* **WHAT TO DO**
Continue the animal rights text below from the point where it stops.

* **TEXT SECTION**
Rights are not created by humans, but are “God given.” The United States Declaration of Independence affirms that “We hold these truths to be self evident, that all men are created equal, that they are endowed by their Creator with certain unalienable Rights” (U.S. 1776). The specific use of ‘men’ in the Declaration starts deteriorating Animal Rights from the start. Obviously, by using the word ‘men’ it is implied that these rights only apply to humans; otherwise a phrase like ‘creatures of the Earth’ would have been used. Next, the phrase says that “[rights] are endowed by their Creator.” Now, what Jefferson and America’s other forefathers were trying to do in this was find a power greater than the King of England at the time; “the only such authority ever set forth in human history was the Creator, the God of the Bible” (Rankin). So, in taking the ‘God of the Bible’ that American forefathers had in mind other conclusions about Animal Rights can be made. In the Bible, it says, “Let [man] rule over the fish of the sea and the birds of the air, over the livestock, over all the earth, and over all the creatures that move along the ground” (Gen. 1:26 New International Version). Not only did the ‘Creator’ in the Bible give mankind total dominion over animals, no where in the scripts does it mention any sort of rights for animal. So, it is clear that in our forefather’s faith and in their words that the glorious nation known as the United States is declared on, there is no place where animals have been deemed, or even considered, to have rights; rather it only says we are too be over them in status of ability, intelligence, and morals.
Morals are “rules or habits of conduct, with reference to right and wrong.” (American Heritage Dictionary). Right and wrong is not comprehensible to animals though, and therefore they can not have any sense of morals. Animals are “governed purely by instinct” and have no conscious will (Odenberg). This prevents them from being able to make choices of right or wrong– they do what their ancestral programming tells them to. For example, animals cannot feel guilt, blame, regret, or remorse; nor can they apologize (Machan). Thus, the only excuse people have for spontaneous animal attacks, ranging from dogs to large apes, is that “’They can’t help it,’” (Odenberg). It is their instinctual drive that pushed them to act aggressively or in any way that they do– not whether it is right or wrong.

Dataset entries:
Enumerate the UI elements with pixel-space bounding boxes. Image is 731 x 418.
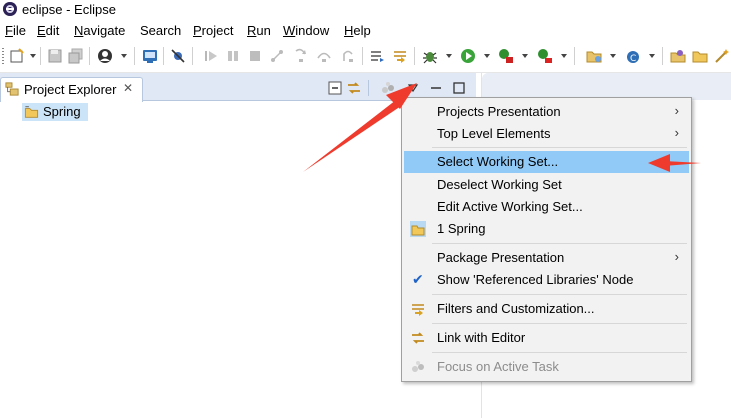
window-title: eclipse - Eclipse xyxy=(22,2,116,17)
menu-window[interactable]: Window xyxy=(283,23,329,38)
menu-item-edit-active-working-set[interactable]: Edit Active Working Set... xyxy=(404,196,689,218)
menu-item-focus-active-task: Focus on Active Task xyxy=(404,356,689,378)
minimize-icon[interactable] xyxy=(428,80,444,96)
skip-breakpoints-icon[interactable] xyxy=(170,48,186,64)
maximize-icon[interactable] xyxy=(451,80,467,96)
view-menu-icon[interactable] xyxy=(405,80,421,96)
menu-item-projects-presentation[interactable]: Projects Presentation › xyxy=(404,101,689,123)
check-icon: ✔ xyxy=(412,271,424,287)
step-return-icon[interactable] xyxy=(340,48,356,64)
working-set-icon xyxy=(410,221,426,237)
toolbar-grip[interactable] xyxy=(2,48,4,64)
menu-separator xyxy=(432,323,687,324)
toolbar-separator xyxy=(192,47,193,65)
debug-dropdown-icon[interactable] xyxy=(446,54,452,58)
external-tools-icon[interactable] xyxy=(537,48,553,64)
run-icon[interactable] xyxy=(460,48,476,64)
debug-icon[interactable] xyxy=(422,48,438,64)
use-step-filters-icon[interactable] xyxy=(392,48,408,64)
menu-project[interactable]: Project xyxy=(193,23,233,38)
menu-item-working-set-spring[interactable]: 1 Spring xyxy=(404,218,689,240)
project-folder-icon xyxy=(24,106,39,118)
toolbar-separator xyxy=(40,47,41,65)
filter-icon xyxy=(412,304,424,316)
view-toolbar-separator xyxy=(368,80,369,96)
project-explorer-icon xyxy=(5,82,19,96)
toolbar-separator xyxy=(662,47,663,65)
new-java-project-icon[interactable] xyxy=(586,48,602,64)
open-folder-icon[interactable] xyxy=(692,48,708,64)
submenu-arrow-icon: › xyxy=(674,103,679,118)
menu-bar: File Edit Navigate Search Project Run Wi… xyxy=(0,20,731,42)
tab-label: Project Explorer xyxy=(24,82,117,97)
focus-task-icon[interactable] xyxy=(380,80,396,96)
close-icon[interactable]: ✕ xyxy=(123,81,133,95)
user-icon[interactable] xyxy=(97,48,113,64)
menu-search[interactable]: Search xyxy=(140,23,181,38)
external-tools-dropdown-icon[interactable] xyxy=(561,54,567,58)
toolbar-separator xyxy=(362,47,363,65)
menu-item-show-referenced-libraries[interactable]: ✔ Show 'Referenced Libraries' Node xyxy=(404,269,689,291)
step-into-icon[interactable] xyxy=(293,48,309,64)
disconnect-icon[interactable] xyxy=(269,48,285,64)
editor-tab-strip xyxy=(482,73,731,100)
user-dropdown-icon[interactable] xyxy=(121,54,127,58)
link-editor-icon xyxy=(412,332,424,344)
submenu-arrow-icon: › xyxy=(674,125,679,140)
menu-item-deselect-working-set[interactable]: Deselect Working Set xyxy=(404,174,689,196)
menu-separator xyxy=(432,147,687,148)
suspend-icon[interactable] xyxy=(225,48,241,64)
save-all-icon[interactable] xyxy=(68,48,84,64)
main-toolbar: C xyxy=(0,42,731,73)
view-menu-dropdown: Projects Presentation › Top Level Elemen… xyxy=(401,97,692,382)
new-java-dropdown-icon[interactable] xyxy=(610,54,616,58)
menu-run[interactable]: Run xyxy=(247,23,271,38)
toolbar-separator xyxy=(134,47,135,65)
menu-separator xyxy=(432,243,687,244)
menu-item-select-working-set[interactable]: Select Working Set... xyxy=(404,151,689,173)
new-dropdown-icon[interactable] xyxy=(30,54,36,58)
toolbar-separator xyxy=(574,47,575,65)
new-class-icon[interactable]: C xyxy=(625,48,641,64)
svg-text:C: C xyxy=(630,54,636,64)
link-with-editor-icon[interactable] xyxy=(346,80,362,96)
collapse-all-icon[interactable] xyxy=(327,80,343,96)
resume-icon[interactable] xyxy=(203,48,219,64)
focus-task-icon xyxy=(412,361,424,372)
terminate-icon[interactable] xyxy=(247,48,263,64)
step-over-icon[interactable] xyxy=(316,48,332,64)
menu-file[interactable]: File xyxy=(5,23,26,38)
menu-help[interactable]: Help xyxy=(344,23,371,38)
eclipse-logo-icon xyxy=(3,2,17,16)
menu-item-package-presentation[interactable]: Package Presentation › xyxy=(404,247,689,269)
new-class-dropdown-icon[interactable] xyxy=(649,54,655,58)
menu-separator xyxy=(432,294,687,295)
title-bar: eclipse - Eclipse xyxy=(0,0,731,20)
run-dropdown-icon[interactable] xyxy=(484,54,490,58)
save-icon[interactable] xyxy=(47,48,63,64)
run-last-tool-icon[interactable] xyxy=(498,48,514,64)
open-type-icon[interactable] xyxy=(670,48,686,64)
tab-project-explorer[interactable]: Project Explorer ✕ xyxy=(0,77,143,102)
search-wand-icon[interactable] xyxy=(714,48,730,64)
menu-item-filters-customization[interactable]: Filters and Customization... xyxy=(404,298,689,320)
run-tool-dropdown-icon[interactable] xyxy=(522,54,528,58)
submenu-arrow-icon: › xyxy=(674,249,679,264)
menu-item-top-level-elements[interactable]: Top Level Elements › xyxy=(404,123,689,145)
console-icon[interactable] xyxy=(142,48,158,64)
menu-separator xyxy=(432,352,687,353)
menu-item-link-with-editor[interactable]: Link with Editor xyxy=(404,327,689,349)
drop-to-frame-icon[interactable] xyxy=(369,48,385,64)
tree-item-spring[interactable]: Spring xyxy=(22,103,88,121)
toolbar-separator xyxy=(414,47,415,65)
toolbar-separator xyxy=(163,47,164,65)
toolbar-separator xyxy=(89,47,90,65)
tree-item-label: Spring xyxy=(43,104,81,119)
menu-navigate[interactable]: Navigate xyxy=(74,23,125,38)
menu-edit[interactable]: Edit xyxy=(37,23,59,38)
new-wizard-icon[interactable] xyxy=(9,48,25,64)
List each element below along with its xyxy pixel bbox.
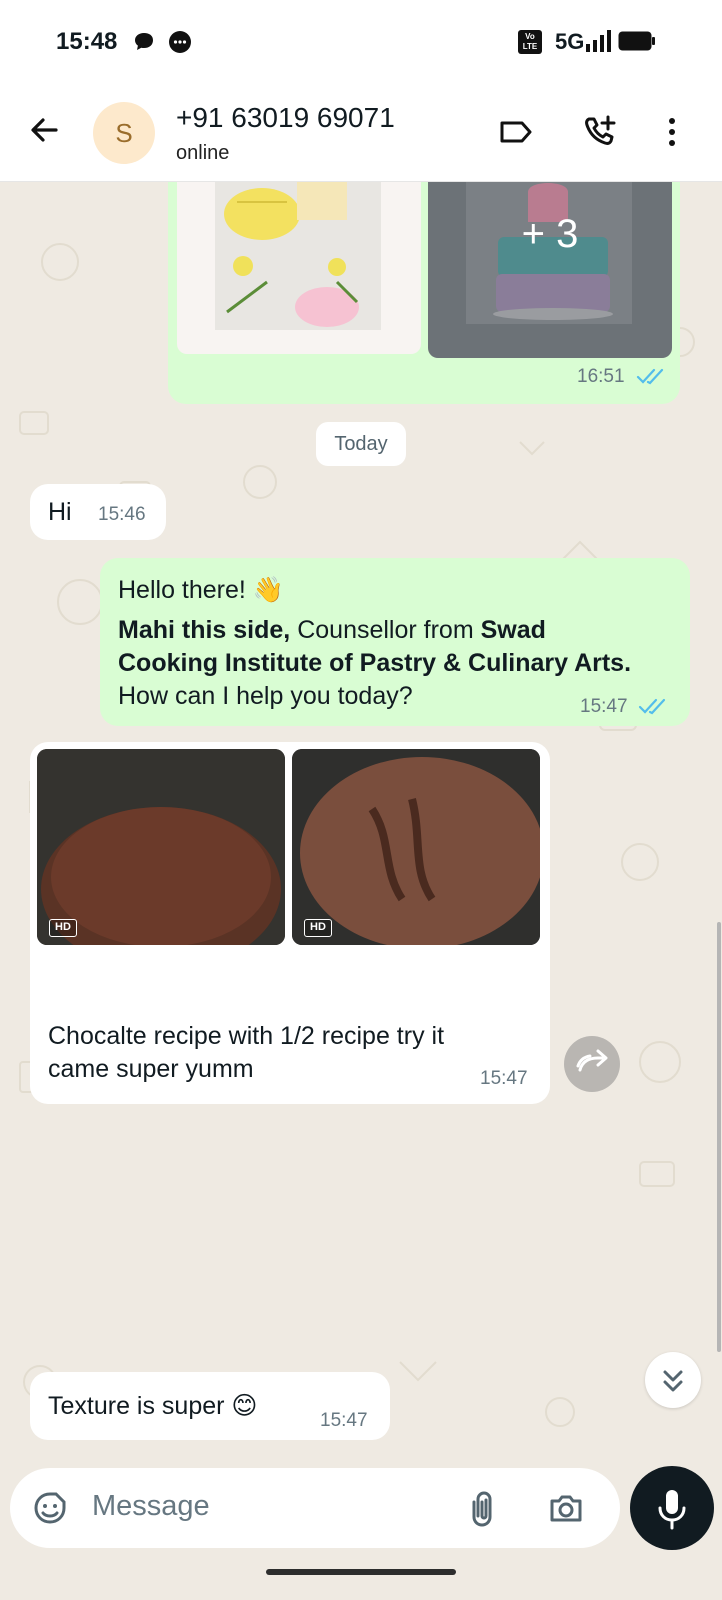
signal-icon	[586, 30, 611, 52]
message-bold-institute-2: Cooking Institute of Pastry & Culinary A…	[118, 649, 632, 677]
scroll-to-bottom-button[interactable]	[645, 1352, 701, 1408]
message-input-bar: Message	[10, 1468, 620, 1548]
cake-image	[215, 182, 381, 330]
message-bold-institute: Swad	[480, 616, 546, 644]
mic-button[interactable]	[630, 1466, 714, 1550]
message-time: 16:51	[577, 366, 625, 387]
message-bold-name: Mahi this side,	[118, 616, 291, 644]
add-call-icon[interactable]	[580, 112, 620, 152]
sticker-icon[interactable]	[30, 1488, 70, 1528]
contact-status: online	[176, 142, 230, 164]
message-bubble-icon	[169, 31, 191, 53]
back-arrow-icon[interactable]	[24, 110, 64, 150]
date-divider: Today	[316, 422, 406, 466]
message-time: 15:47	[580, 696, 628, 717]
image-thumbnail-1[interactable]: HD	[37, 749, 285, 945]
read-ticks-icon	[638, 698, 666, 715]
hd-badge: HD	[304, 919, 332, 937]
camera-icon[interactable]	[546, 1488, 586, 1528]
chocolate-cake-image	[292, 749, 540, 945]
chat-notification-icon	[135, 33, 153, 50]
chocolate-cake-image	[37, 749, 285, 945]
chat-header: S +91 63019 69071 online	[0, 84, 722, 182]
message-incoming[interactable]: Hi 15:46	[30, 484, 166, 540]
message-line-4: How can I help you today?	[118, 682, 413, 710]
message-time: 15:47	[320, 1410, 368, 1431]
double-chevron-down-icon	[663, 1370, 683, 1392]
read-ticks-icon	[636, 368, 664, 385]
cake-image-dimmed	[466, 182, 632, 324]
message-incoming[interactable]: Texture is super 😊 15:47	[30, 1372, 390, 1440]
chat-area[interactable]: + 3 16:51 Today Hi 15:46 Hello there! 👋 …	[0, 182, 722, 1465]
message-time: 15:46	[98, 504, 146, 525]
attach-icon[interactable]	[464, 1488, 504, 1528]
message-greeting: Hello there! 👋	[118, 576, 284, 604]
image-thumbnail-2[interactable]: HD	[292, 749, 540, 945]
image-message[interactable]: HD HD Chocalte recipe with 1/2 recipe tr…	[30, 742, 550, 1104]
volte-icon: Vo LTE	[518, 30, 542, 54]
message-line-3: Cooking Institute of Pastry & Culinary A…	[118, 647, 631, 680]
message-outgoing[interactable]: Hello there! 👋 Mahi this side, Counsello…	[100, 558, 690, 726]
gallery-thumbnail-more[interactable]: + 3	[428, 182, 672, 358]
forward-icon	[576, 1049, 608, 1072]
message-plain: Counsellor from	[290, 616, 481, 644]
scrollbar[interactable]	[717, 922, 721, 1352]
message-text: Hi	[48, 498, 72, 526]
mic-icon	[658, 1490, 686, 1530]
more-media-count: + 3	[521, 212, 579, 256]
gallery-thumbnail-1[interactable]	[177, 182, 421, 354]
gallery-message[interactable]: + 3 16:51	[168, 182, 680, 404]
message-text: Texture is super 😊	[48, 1392, 258, 1420]
status-time: 15:48	[56, 28, 118, 55]
network-type: 5G	[555, 29, 585, 54]
message-line-2: Mahi this side, Counsellor from Swad	[118, 614, 546, 647]
message-input[interactable]: Message	[92, 1490, 210, 1523]
forward-button[interactable]	[564, 1036, 620, 1092]
image-caption-line-1: Chocalte recipe with 1/2 recipe try it	[48, 1022, 445, 1050]
avatar[interactable]: S	[93, 102, 155, 164]
hd-badge: HD	[49, 919, 77, 937]
battery-icon	[618, 31, 655, 51]
more-vert-icon[interactable]	[652, 112, 692, 152]
status-bar: 15:48 Vo LTE 5G	[0, 0, 722, 84]
image-caption-line-2: came super yumm	[48, 1055, 254, 1083]
label-icon[interactable]	[496, 112, 536, 152]
home-indicator[interactable]	[266, 1569, 456, 1575]
message-time: 15:47	[480, 1068, 528, 1089]
contact-name[interactable]: +91 63019 69071	[176, 102, 395, 134]
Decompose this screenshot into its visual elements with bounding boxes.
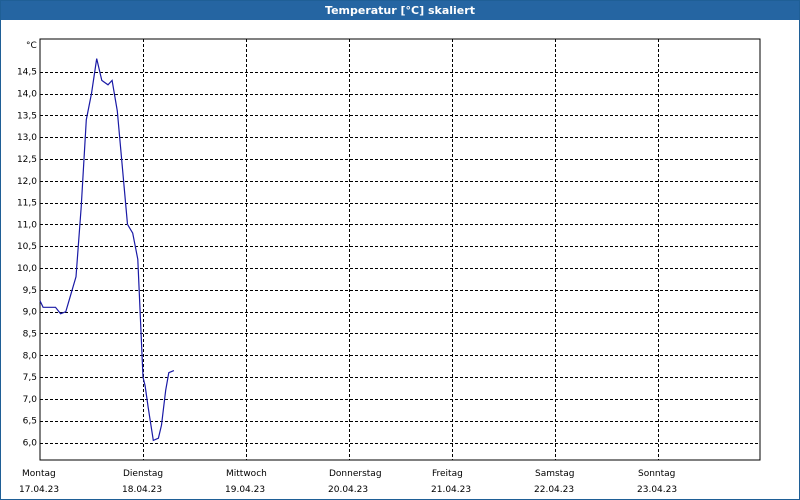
y-tick-label: 10,0 — [17, 264, 37, 274]
y-tick-label: 14,5 — [17, 68, 37, 78]
grid-layer — [40, 39, 760, 460]
x-tick-date-label: 19.04.23 — [225, 485, 265, 495]
y-tick-label: 10,5 — [17, 242, 37, 252]
temperature-chart: 6,0 6,5 7,0 7,5 8,0 8,5 9,0 9,5 10,0 10,5 11,0 11,5… — [17, 38, 761, 495]
x-tick-date-label: 17.04.23 — [19, 485, 59, 495]
y-tick-label: 7,0 — [23, 395, 38, 405]
y-tick-label: 6,0 — [23, 439, 38, 449]
x-tick-day-label: Freitag — [432, 469, 463, 479]
y-tick-label: 13,0 — [17, 133, 37, 143]
y-tick-label: 8,5 — [23, 329, 37, 339]
y-tick-label: 13,5 — [17, 111, 37, 121]
x-tick-date-label: 22.04.23 — [534, 485, 574, 495]
y-axis-unit-label: °C — [26, 41, 37, 51]
x-axis-labels: Montag 17.04.23 Dienstag 18.04.23 Mittwoch 19… — [19, 469, 677, 495]
y-tick-label: 7,5 — [23, 373, 37, 383]
plot-frame — [39, 38, 761, 461]
y-axis-labels: 6,0 6,5 7,0 7,5 8,0 8,5 9,0 9,5 10,0 10,5 11,0 11,5… — [17, 68, 37, 449]
x-tick-day-label: Montag — [22, 469, 56, 479]
x-tick-date-label: 23.04.23 — [637, 485, 677, 495]
x-tick-day-label: Dienstag — [123, 469, 163, 479]
y-tick-label: 9,5 — [23, 286, 37, 296]
x-tick-day-label: Sonntag — [638, 469, 675, 479]
y-tick-label: 14,0 — [17, 90, 37, 100]
y-tick-label: 9,0 — [23, 308, 38, 318]
y-tick-label: 12,5 — [17, 155, 37, 165]
y-tick-label: 11,0 — [17, 220, 37, 230]
y-tick-label: 12,0 — [17, 177, 37, 187]
x-tick-day-label: Samstag — [535, 469, 574, 479]
x-tick-day-label: Donnerstag — [329, 469, 382, 479]
x-tick-date-label: 20.04.23 — [328, 485, 368, 495]
x-tick-date-label: 18.04.23 — [122, 485, 162, 495]
x-tick-day-label: Mittwoch — [226, 469, 267, 479]
y-tick-label: 6,5 — [23, 417, 37, 427]
y-tick-label: 11,5 — [17, 199, 37, 209]
y-tick-label: 8,0 — [23, 351, 38, 361]
x-tick-date-label: 21.04.23 — [431, 485, 471, 495]
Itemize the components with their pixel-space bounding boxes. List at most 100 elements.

* **THE RESULT**
Morals play a large role in the gift or rights because “for every right […] there is a corresponding duty which [the possessor of the right] must fulfill.” (Pulver). While this idea is not commonly brought up, it is extremely true to society. For example, in order to have freedom to speak as we wish, we must respect the right of others to let them speak as they wish; it is our duty to do so. For every right, there is a duty of every party to uphold these rights for each other. We can not claim the right of life without giving it to others (Pulver). Rights and Duties are like weights on a scale and for each one there is an equivalent other that must be maintained in order for the other to exist; otherwise what we know as rights would simply become privileges, which are not given, but earned.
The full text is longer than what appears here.